------ Source material
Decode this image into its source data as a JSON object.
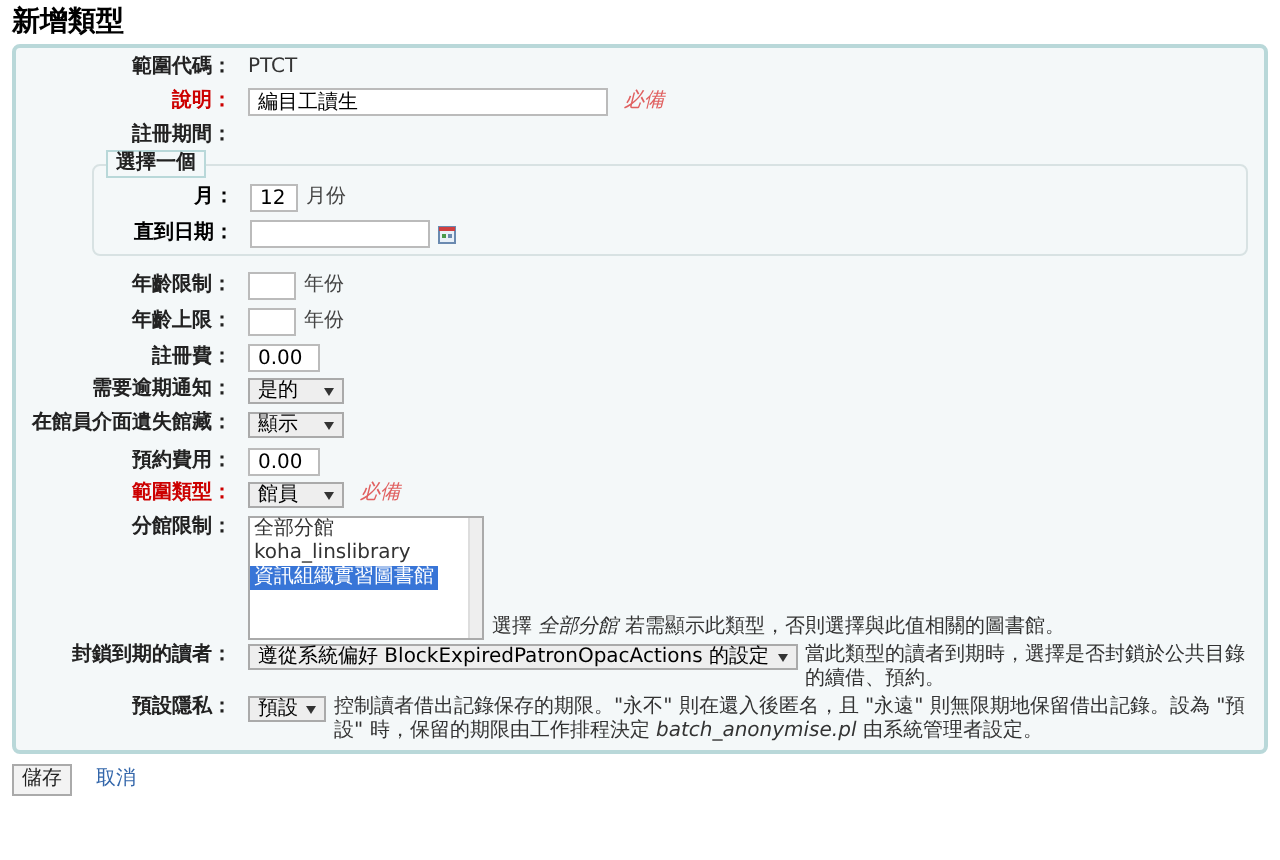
{
  "title": "新增類型",
  "fields_top": [
    {
      "kind": "static",
      "label": "範圍代碼：",
      "required": false,
      "value": "PTCT"
    },
    {
      "kind": "text_input",
      "label": "說明：",
      "required": true,
      "value": "編目工讀生",
      "hint": "必備"
    },
    {
      "kind": "heading",
      "label": "註冊期間：",
      "required": false
    }
  ],
  "period": {
    "legend": "選擇一個",
    "month": {
      "label": "月：",
      "value": "12",
      "unit": "月份"
    },
    "until": {
      "label": "直到日期："
    }
  },
  "fields": [
    {
      "kind": "number_input",
      "label": "年齡限制：",
      "required": false,
      "unit": "年份"
    },
    {
      "kind": "number_input",
      "label": "年齡上限：",
      "required": false,
      "unit": "年份"
    },
    {
      "kind": "number_input",
      "label": "註冊費：",
      "required": false,
      "value": "0.00"
    },
    {
      "kind": "select",
      "label": "需要逾期通知：",
      "required": false,
      "value": "是的"
    },
    {
      "kind": "select",
      "label": "在館員介面遺失館藏：",
      "required": false,
      "value": "顯示"
    },
    {
      "kind": "number_input",
      "label": "預約費用：",
      "required": false,
      "value": "0.00"
    },
    {
      "kind": "select",
      "label": "範圍類型：",
      "required": true,
      "value": "館員",
      "hint": "必備"
    },
    {
      "kind": "listbox",
      "label": "分館限制：",
      "required": false,
      "options": [
        {
          "label": "全部分館",
          "selected": false
        },
        {
          "label": "koha_linslibrary",
          "selected": false
        },
        {
          "label": "資訊組織實習圖書館",
          "selected": true
        }
      ],
      "note": "選擇 *全部分館* 若需顯示此類型，否則選擇與此值相關的圖書館。"
    },
    {
      "kind": "select",
      "label": "封鎖到期的讀者：",
      "required": false,
      "value": "遵從系統偏好 BlockExpiredPatronOpacActions 的設定",
      "note": "當此類型的讀者到期時，選擇是否封鎖於公共目錄的續借、預約。"
    },
    {
      "kind": "select",
      "label": "預設隱私：",
      "required": false,
      "value": "預設",
      "note": "控制讀者借出記錄保存的期限。\"永不\" 則在還入後匿名，且 \"永遠\" 則無限期地保留借出記錄。設為 \"預設\" 時，保留的期限由工作排程決定 *batch_anonymise.pl* 由系統管理者設定。"
    }
  ],
  "actions": {
    "save": "儲存",
    "cancel": "取消"
  }
}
------------
> Stated problem: Which lines contain "note"? Copy each of them.

> Exercise result:
      "note": "選擇 *全部分館* 若需顯示此類型，否則選擇與此值相關的圖書館。"
      "note": "當此類型的讀者到期時，選擇是否封鎖於公共目錄的續借、預約。"
      "note": "控制讀者借出記錄保存的期限。\"永不\" 則在還入後匿名，且 \"永遠\" 則無限期地保留借出記錄。設為 \"預設\" 時，保留的期限由工作排程決定 *batch_anonymise.pl* 由系統管理者設定。"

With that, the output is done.